◆ **TASK INSTRUCTIONS**: Restate the whole listing word for word. Pictures are left out.

◆ **INPUT DATA**:
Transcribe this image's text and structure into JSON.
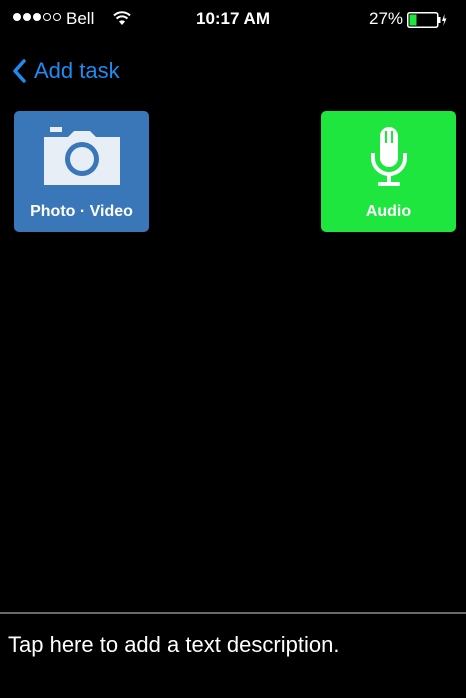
{
  "status_bar": {
    "signal_filled": 3,
    "signal_total": 5,
    "carrier": "Bell",
    "time": "10:17 AM",
    "battery_percent": "27%",
    "battery_level": 0.27
  },
  "nav": {
    "back_label": "Add task"
  },
  "tiles": {
    "photo_label": "Photo · Video",
    "audio_label": "Audio"
  },
  "description": {
    "placeholder": "Tap here to add a text description."
  },
  "colors": {
    "accent": "#1f8bf0",
    "photo_tile": "#3977b8",
    "audio_tile": "#1fe53f",
    "battery_fill": "#1fe53f",
    "background": "#000000"
  }
}
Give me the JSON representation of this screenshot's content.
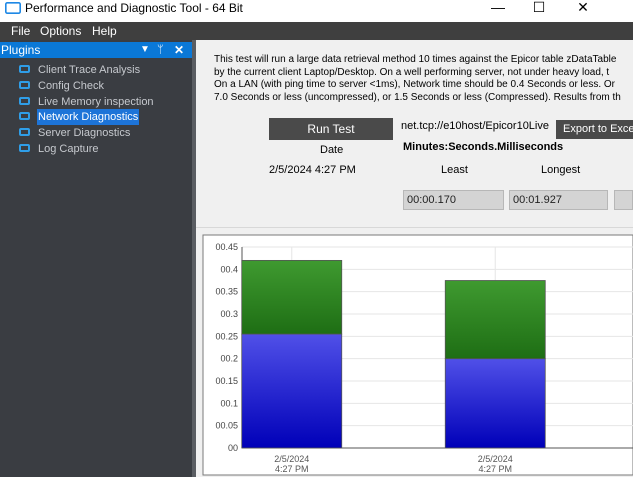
{
  "window": {
    "title": "Performance and Diagnostic Tool - 64 Bit",
    "minimize_glyph": "—",
    "maximize_glyph": "☐",
    "close_glyph": "✕",
    "icon": "app-window-icon"
  },
  "menu": {
    "items": [
      {
        "label": "File"
      },
      {
        "label": "Options"
      },
      {
        "label": "Help"
      }
    ]
  },
  "sidebar": {
    "title": "Plugins",
    "pin_down_glyph": "▼",
    "pin_glyph": "ᛘ",
    "close_glyph": "✕",
    "selected_index": 3,
    "items": [
      {
        "label": "Client Trace Analysis",
        "icon": "window-icon"
      },
      {
        "label": "Config Check",
        "icon": "window-icon"
      },
      {
        "label": "Live Memory inspection",
        "icon": "window-icon"
      },
      {
        "label": "Network Diagnostics",
        "icon": "window-icon"
      },
      {
        "label": "Server Diagnostics",
        "icon": "window-icon"
      },
      {
        "label": "Log Capture",
        "icon": "window-icon"
      }
    ],
    "accent_color": "#0a78d7"
  },
  "network": {
    "description_lines": [
      "This test will run a large data retrieval method 10 times against the Epicor table zDataTable",
      "by the current client Laptop/Desktop. On a well performing server, not under heavy load, t",
      "On a LAN (with ping time to server <1ms), Network time should be 0.4 Seconds or less. Or",
      "7.0 Seconds or less (uncompressed), or 1.5 Seconds or less (Compressed). Results from th"
    ],
    "run_test_label": "Run Test",
    "date_header": "Date",
    "date_value": "2/5/2024 4:27 PM",
    "connection_url": "net.tcp://e10host/Epicor10Live",
    "export_label": "Export to Excel",
    "units_label": "Minutes:Seconds.Milliseconds",
    "col_least": "Least",
    "col_longest": "Longest",
    "least_value": "00:00.170",
    "longest_value": "00:01.927",
    "third_value": ""
  },
  "chart_data": {
    "type": "bar",
    "stacked": true,
    "categories": [
      [
        "2/5/2024",
        "4:27 PM"
      ],
      [
        "2/5/2024",
        "4:27 PM"
      ]
    ],
    "series": [
      {
        "values": [
          0.255,
          0.2
        ],
        "color": "#1a1ad0"
      },
      {
        "values": [
          0.165,
          0.175
        ],
        "color": "#2d8a1e"
      }
    ],
    "yticks": [
      "00.45",
      "00.4",
      "00.35",
      "00.3",
      "00.25",
      "00.2",
      "00.15",
      "00.1",
      "00.05",
      "00"
    ],
    "ylim": [
      0,
      0.45
    ],
    "grid": true
  }
}
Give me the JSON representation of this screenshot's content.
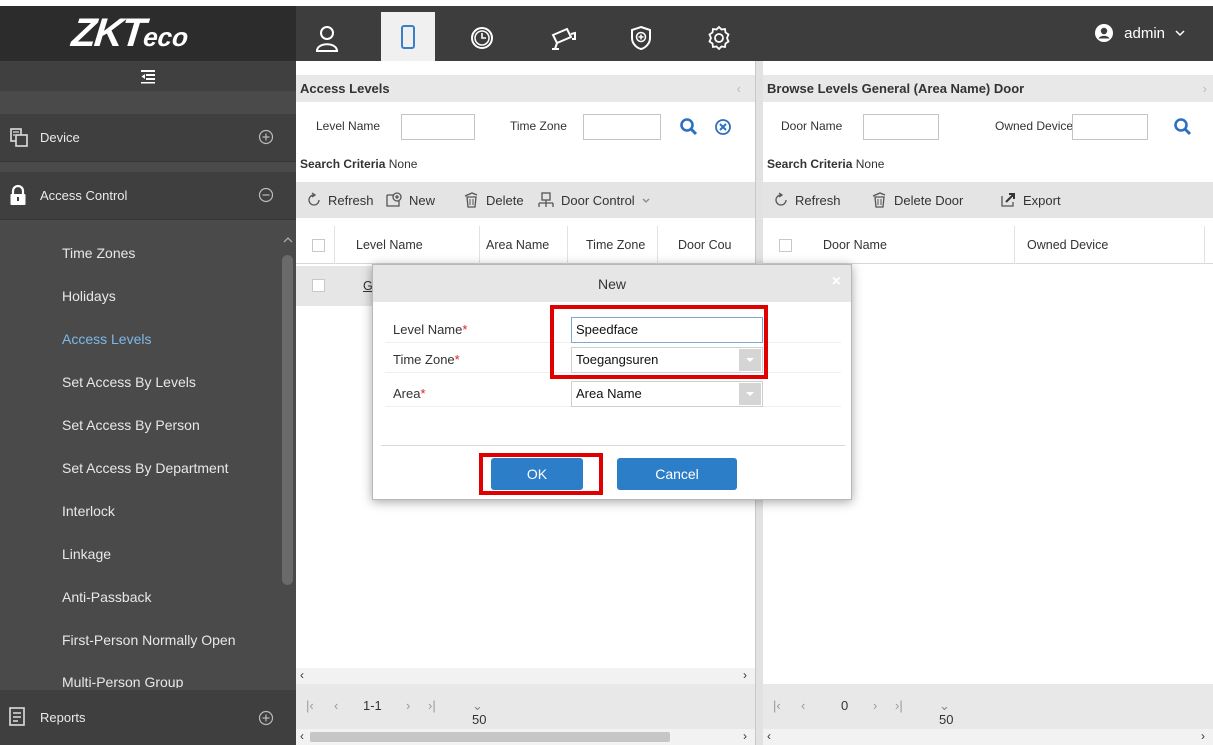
{
  "app": {
    "brand": "ZKT",
    "brand_suffix": "eco",
    "user": "admin"
  },
  "top_nav": [
    {
      "icon": "person-icon"
    },
    {
      "icon": "door-icon",
      "active": true
    },
    {
      "icon": "clock-icon"
    },
    {
      "icon": "camera-icon"
    },
    {
      "icon": "shield-plus-icon"
    },
    {
      "icon": "gear-icon"
    }
  ],
  "sidebar": {
    "sections": {
      "device": "Device",
      "access_control": "Access Control",
      "reports": "Reports"
    },
    "items": [
      {
        "label": "Time Zones"
      },
      {
        "label": "Holidays"
      },
      {
        "label": "Access Levels",
        "active": true
      },
      {
        "label": "Set Access By Levels"
      },
      {
        "label": "Set Access By Person"
      },
      {
        "label": "Set Access By Department"
      },
      {
        "label": "Interlock"
      },
      {
        "label": "Linkage"
      },
      {
        "label": "Anti-Passback"
      },
      {
        "label": "First-Person Normally Open"
      },
      {
        "label": "Multi-Person Group"
      }
    ]
  },
  "left_panel": {
    "title": "Access Levels",
    "search": {
      "level_name_label": "Level Name",
      "time_zone_label": "Time Zone",
      "criteria_label": "Search Criteria",
      "criteria_value": "None"
    },
    "toolbar": {
      "refresh": "Refresh",
      "new": "New",
      "delete": "Delete",
      "door_control": "Door Control"
    },
    "columns": [
      "Level Name",
      "Area Name",
      "Time Zone",
      "Door Cou"
    ],
    "rows": [
      {
        "level_name": "Ge"
      }
    ],
    "pager": {
      "range": "1-1",
      "rows_per_page": "50 rows per page"
    }
  },
  "right_panel": {
    "title": "Browse Levels General (Area Name) Door",
    "search": {
      "door_name_label": "Door Name",
      "owned_device_label": "Owned Device",
      "criteria_label": "Search Criteria",
      "criteria_value": "None"
    },
    "toolbar": {
      "refresh": "Refresh",
      "delete_door": "Delete Door",
      "export": "Export"
    },
    "columns": [
      "Door Name",
      "Owned Device"
    ],
    "pager": {
      "range": "0",
      "rows_per_page": "50 rows per page"
    }
  },
  "dialog": {
    "title": "New",
    "close": "×",
    "fields": {
      "level_name": {
        "label": "Level Name",
        "value": "Speedface"
      },
      "time_zone": {
        "label": "Time Zone",
        "value": "Toegangsuren"
      },
      "area": {
        "label": "Area",
        "value": "Area Name"
      }
    },
    "required_mark": "*",
    "ok": "OK",
    "cancel": "Cancel"
  },
  "colors": {
    "topbar": "#3d3d3d",
    "sidebar": "#4a4a4a",
    "accent_blue": "#2d7ec9",
    "active_link": "#7db9e8",
    "highlight_red": "#e00000",
    "required_red": "#e02020"
  }
}
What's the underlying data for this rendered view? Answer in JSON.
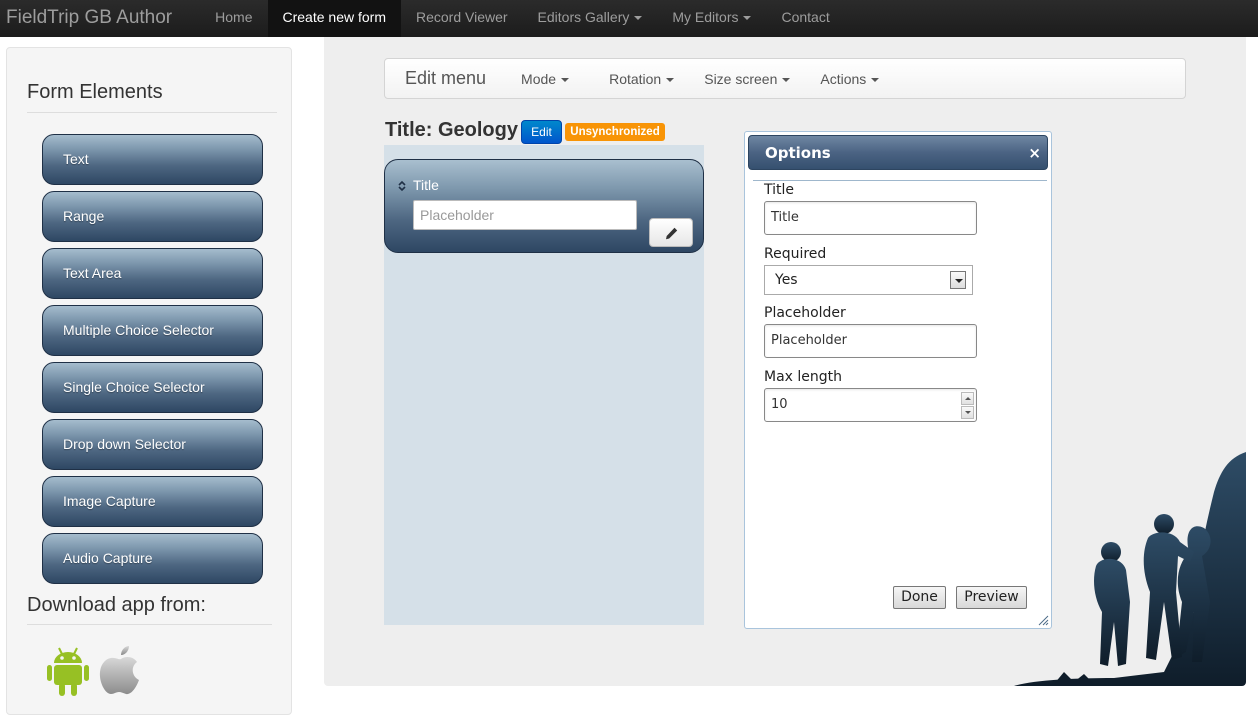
{
  "navbar": {
    "brand": "FieldTrip GB Author",
    "items": [
      {
        "label": "Home"
      },
      {
        "label": "Create new form"
      },
      {
        "label": "Record Viewer"
      },
      {
        "label": "Editors Gallery"
      },
      {
        "label": "My Editors"
      },
      {
        "label": "Contact"
      }
    ]
  },
  "sidebar": {
    "title": "Form Elements",
    "elements": [
      {
        "label": "Text"
      },
      {
        "label": "Range"
      },
      {
        "label": "Text Area"
      },
      {
        "label": "Multiple Choice Selector"
      },
      {
        "label": "Single Choice Selector"
      },
      {
        "label": "Drop down Selector"
      },
      {
        "label": "Image Capture"
      },
      {
        "label": "Audio Capture"
      }
    ],
    "download_title": "Download app from:",
    "download_icons": [
      "android-icon",
      "apple-icon"
    ]
  },
  "edit_menu": {
    "title": "Edit menu",
    "items": [
      {
        "label": "Mode"
      },
      {
        "label": "Rotation"
      },
      {
        "label": "Size screen"
      },
      {
        "label": "Actions"
      }
    ]
  },
  "form": {
    "title": "Title: Geology",
    "edit_label": "Edit",
    "status": "Unsynchronized",
    "field": {
      "label": "Title",
      "placeholder": "Placeholder"
    }
  },
  "options": {
    "title": "Options",
    "close": "×",
    "title_label": "Title",
    "title_value": "Title",
    "required_label": "Required",
    "required_value": "Yes",
    "placeholder_label": "Placeholder",
    "placeholder_value": "Placeholder",
    "maxlength_label": "Max length",
    "maxlength_value": "10",
    "done_label": "Done",
    "preview_label": "Preview"
  },
  "colors": {
    "navbar": "#222222",
    "element_button": "#4e6782",
    "edit_button": "#0066cc",
    "status_badge": "#f89406",
    "preview_bg": "#d5e0e8"
  }
}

◆ **OUTPUT OF THE EXERCISE**:
Transcribe this image's text and structure into JSON.
{
  "status_bar": {
    "signal_filled": 3,
    "signal_total": 5,
    "carrier": "Bell",
    "time": "10:17 AM",
    "battery_percent": "27%",
    "battery_level": 0.27
  },
  "nav": {
    "back_label": "Add task"
  },
  "tiles": {
    "photo_label": "Photo · Video",
    "audio_label": "Audio"
  },
  "description": {
    "placeholder": "Tap here to add a text description."
  },
  "colors": {
    "accent": "#1f8bf0",
    "photo_tile": "#3977b8",
    "audio_tile": "#1fe53f",
    "battery_fill": "#1fe53f",
    "background": "#000000"
  }
}
Give me the JSON representation of this screenshot's content.
{
  "window": {
    "title": "Performance and Diagnostic Tool - 64 Bit",
    "minimize_glyph": "—",
    "maximize_glyph": "☐",
    "close_glyph": "✕",
    "icon": "app-window-icon"
  },
  "menu": {
    "items": [
      {
        "label": "File"
      },
      {
        "label": "Options"
      },
      {
        "label": "Help"
      }
    ]
  },
  "sidebar": {
    "title": "Plugins",
    "pin_down_glyph": "▼",
    "pin_glyph": "ᛘ",
    "close_glyph": "✕",
    "selected_index": 3,
    "items": [
      {
        "label": "Client Trace Analysis",
        "icon": "window-icon"
      },
      {
        "label": "Config Check",
        "icon": "window-icon"
      },
      {
        "label": "Live Memory inspection",
        "icon": "window-icon"
      },
      {
        "label": "Network Diagnostics",
        "icon": "window-icon"
      },
      {
        "label": "Server Diagnostics",
        "icon": "window-icon"
      },
      {
        "label": "Log Capture",
        "icon": "window-icon"
      }
    ],
    "accent_color": "#0a78d7"
  },
  "network": {
    "description_lines": [
      "This test will run a large data retrieval method 10 times against the Epicor table zDataTable",
      "by the current client Laptop/Desktop. On a well performing server, not under heavy load, t",
      "On a LAN (with ping time to server <1ms), Network time should be 0.4 Seconds or less. Or",
      "7.0 Seconds or less (uncompressed), or 1.5 Seconds or less (Compressed). Results from th"
    ],
    "run_test_label": "Run Test",
    "date_header": "Date",
    "date_value": "2/5/2024 4:27 PM",
    "connection_url": "net.tcp://e10host/Epicor10Live",
    "export_label": "Export to Excel",
    "units_label": "Minutes:Seconds.Milliseconds",
    "col_least": "Least",
    "col_longest": "Longest",
    "least_value": "00:00.170",
    "longest_value": "00:01.927",
    "third_value": ""
  },
  "chart_data": {
    "type": "bar",
    "stacked": true,
    "categories": [
      [
        "2/5/2024",
        "4:27 PM"
      ],
      [
        "2/5/2024",
        "4:27 PM"
      ]
    ],
    "series": [
      {
        "values": [
          0.255,
          0.2
        ],
        "color": "#1a1ad0"
      },
      {
        "values": [
          0.165,
          0.175
        ],
        "color": "#2d8a1e"
      }
    ],
    "yticks": [
      "00.45",
      "00.4",
      "00.35",
      "00.3",
      "00.25",
      "00.2",
      "00.15",
      "00.1",
      "00.05",
      "00"
    ],
    "ylim": [
      0,
      0.45
    ],
    "grid": true
  }
}
Give me the JSON representation of this screenshot's content.
{
  "app": {
    "brand": "ZKT",
    "brand_suffix": "eco",
    "user": "admin"
  },
  "top_nav": [
    {
      "icon": "person-icon"
    },
    {
      "icon": "door-icon",
      "active": true
    },
    {
      "icon": "clock-icon"
    },
    {
      "icon": "camera-icon"
    },
    {
      "icon": "shield-plus-icon"
    },
    {
      "icon": "gear-icon"
    }
  ],
  "sidebar": {
    "sections": {
      "device": "Device",
      "access_control": "Access Control",
      "reports": "Reports"
    },
    "items": [
      {
        "label": "Time Zones"
      },
      {
        "label": "Holidays"
      },
      {
        "label": "Access Levels",
        "active": true
      },
      {
        "label": "Set Access By Levels"
      },
      {
        "label": "Set Access By Person"
      },
      {
        "label": "Set Access By Department"
      },
      {
        "label": "Interlock"
      },
      {
        "label": "Linkage"
      },
      {
        "label": "Anti-Passback"
      },
      {
        "label": "First-Person Normally Open"
      },
      {
        "label": "Multi-Person Group"
      }
    ]
  },
  "left_panel": {
    "title": "Access Levels",
    "search": {
      "level_name_label": "Level Name",
      "time_zone_label": "Time Zone",
      "criteria_label": "Search Criteria",
      "criteria_value": "None"
    },
    "toolbar": {
      "refresh": "Refresh",
      "new": "New",
      "delete": "Delete",
      "door_control": "Door Control"
    },
    "columns": [
      "Level Name",
      "Area Name",
      "Time Zone",
      "Door Cou"
    ],
    "rows": [
      {
        "level_name": "Ge"
      }
    ],
    "pager": {
      "range": "1-1",
      "rows_per_page": "50 rows per page"
    }
  },
  "right_panel": {
    "title": "Browse Levels General (Area Name) Door",
    "search": {
      "door_name_label": "Door Name",
      "owned_device_label": "Owned Device",
      "criteria_label": "Search Criteria",
      "criteria_value": "None"
    },
    "toolbar": {
      "refresh": "Refresh",
      "delete_door": "Delete Door",
      "export": "Export"
    },
    "columns": [
      "Door Name",
      "Owned Device"
    ],
    "pager": {
      "range": "0",
      "rows_per_page": "50 rows per page"
    }
  },
  "dialog": {
    "title": "New",
    "close": "×",
    "fields": {
      "level_name": {
        "label": "Level Name",
        "value": "Speedface"
      },
      "time_zone": {
        "label": "Time Zone",
        "value": "Toegangsuren"
      },
      "area": {
        "label": "Area",
        "value": "Area Name"
      }
    },
    "required_mark": "*",
    "ok": "OK",
    "cancel": "Cancel"
  },
  "colors": {
    "topbar": "#3d3d3d",
    "sidebar": "#4a4a4a",
    "accent_blue": "#2d7ec9",
    "active_link": "#7db9e8",
    "highlight_red": "#e00000",
    "required_red": "#e02020"
  }
}
What's the underlying data for this rendered view? Answer in JSON.
{
  "navbar": {
    "brand": "FieldTrip GB Author",
    "items": [
      {
        "label": "Home"
      },
      {
        "label": "Create new form"
      },
      {
        "label": "Record Viewer"
      },
      {
        "label": "Editors Gallery"
      },
      {
        "label": "My Editors"
      },
      {
        "label": "Contact"
      }
    ]
  },
  "sidebar": {
    "title": "Form Elements",
    "elements": [
      {
        "label": "Text"
      },
      {
        "label": "Range"
      },
      {
        "label": "Text Area"
      },
      {
        "label": "Multiple Choice Selector"
      },
      {
        "label": "Single Choice Selector"
      },
      {
        "label": "Drop down Selector"
      },
      {
        "label": "Image Capture"
      },
      {
        "label": "Audio Capture"
      }
    ],
    "download_title": "Download app from:",
    "download_icons": [
      "android-icon",
      "apple-icon"
    ]
  },
  "edit_menu": {
    "title": "Edit menu",
    "items": [
      {
        "label": "Mode"
      },
      {
        "label": "Rotation"
      },
      {
        "label": "Size screen"
      },
      {
        "label": "Actions"
      }
    ]
  },
  "form": {
    "title": "Title: Geology",
    "edit_label": "Edit",
    "status": "Unsynchronized",
    "field": {
      "label": "Title",
      "placeholder": "Placeholder"
    }
  },
  "options": {
    "title": "Options",
    "close": "×",
    "title_label": "Title",
    "title_value": "Title",
    "required_label": "Required",
    "required_value": "Yes",
    "placeholder_label": "Placeholder",
    "placeholder_value": "Placeholder",
    "maxlength_label": "Max length",
    "maxlength_value": "10",
    "done_label": "Done",
    "preview_label": "Preview"
  },
  "colors": {
    "navbar": "#222222",
    "element_button": "#4e6782",
    "edit_button": "#0066cc",
    "status_badge": "#f89406",
    "preview_bg": "#d5e0e8"
  }
}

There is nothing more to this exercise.